## What this task involves:
Send back the records in full, character for character.

## Material supplied:
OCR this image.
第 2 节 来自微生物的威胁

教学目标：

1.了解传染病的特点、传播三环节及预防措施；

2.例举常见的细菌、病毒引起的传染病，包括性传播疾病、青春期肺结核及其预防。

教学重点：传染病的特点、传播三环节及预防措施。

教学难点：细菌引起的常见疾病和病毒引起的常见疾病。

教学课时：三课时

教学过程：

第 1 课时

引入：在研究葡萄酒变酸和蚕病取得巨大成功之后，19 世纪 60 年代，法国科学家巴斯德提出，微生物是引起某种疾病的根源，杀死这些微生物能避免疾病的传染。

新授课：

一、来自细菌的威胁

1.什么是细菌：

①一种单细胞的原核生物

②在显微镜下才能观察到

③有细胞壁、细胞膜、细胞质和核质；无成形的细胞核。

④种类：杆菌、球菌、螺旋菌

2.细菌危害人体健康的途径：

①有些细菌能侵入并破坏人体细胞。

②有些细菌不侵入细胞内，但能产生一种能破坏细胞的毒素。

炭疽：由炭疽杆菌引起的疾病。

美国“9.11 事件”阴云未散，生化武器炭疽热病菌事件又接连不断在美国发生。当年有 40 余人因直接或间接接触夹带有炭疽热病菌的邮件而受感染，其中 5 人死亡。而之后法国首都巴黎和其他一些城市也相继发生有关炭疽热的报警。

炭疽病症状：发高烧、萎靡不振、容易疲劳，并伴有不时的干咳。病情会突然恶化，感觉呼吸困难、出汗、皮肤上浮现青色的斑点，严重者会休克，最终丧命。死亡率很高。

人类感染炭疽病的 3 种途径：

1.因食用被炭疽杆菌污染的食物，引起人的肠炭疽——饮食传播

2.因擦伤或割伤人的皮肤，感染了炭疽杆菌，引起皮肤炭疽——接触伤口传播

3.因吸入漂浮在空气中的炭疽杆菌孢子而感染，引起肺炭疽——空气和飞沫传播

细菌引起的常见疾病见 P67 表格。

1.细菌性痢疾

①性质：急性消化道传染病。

## Exercise result:
OCR this image.
第 2 节 来自微生物的威胁

教学目标：

1.了解传染病的特点、传播三环节及预防措施；

2.例举常见的细菌、病毒引起的传染病，包括性传播疾病、青春期肺结核及其预防。

教学重点：传染病的特点、传播三环节及预防措施。

教学难点：细菌引起的常见疾病和病毒引起的常见疾病。

教学课时：三课时

教学过程：

第 1 课时

引入：在研究葡萄酒变酸和蚕病取得巨大成功之后，19 世纪 60 年代，法国科学家巴斯德提出，微生物是引起某种疾病的根源，杀死这些微生物能避免疾病的传染。

新授课：

一、来自细菌的威胁

1.什么是细菌：

①一种单细胞的原核生物

②在显微镜下才能观察到

③有细胞壁、细胞膜、细胞质和核质；无成形的细胞核。

④种类：杆菌、球菌、螺旋菌

2.细菌危害人体健康的途径：

①有些细菌能侵入并破坏人体细胞。

②有些细菌不侵入细胞内，但能产生一种能破坏细胞的毒素。

炭疽：由炭疽杆菌引起的疾病。

美国“9.11 事件”阴云未散，生化武器炭疽热病菌事件又接连不断在美国发生。当年有 40 余人因直接或间接接触夹带有炭疽热病菌的邮件而受感染，其中 5 人死亡。而之后法国首都巴黎和其他一些城市也相继发生有关炭疽热的报警。

炭疽病症状：发高烧、萎靡不振、容易疲劳，并伴有不时的干咳。病情会突然恶化，感觉呼吸困难、出汗、皮肤上浮现青色的斑点，严重者会休克，最终丧命。死亡率很高。

人类感染炭疽病的 3 种途径：

1.因食用被炭疽杆菌污染的食物，引起人的肠炭疽——饮食传播

2.因擦伤或割伤人的皮肤，感染了炭疽杆菌，引起皮肤炭疽——接触伤口传播

3.因吸入漂浮在空气中的炭疽杆菌孢子而感染，引起肺炭疽——空气和飞沫传播

细菌引起的常见疾病见 P67 表格。

1.细菌性痢疾

①性质：急性消化道传染病。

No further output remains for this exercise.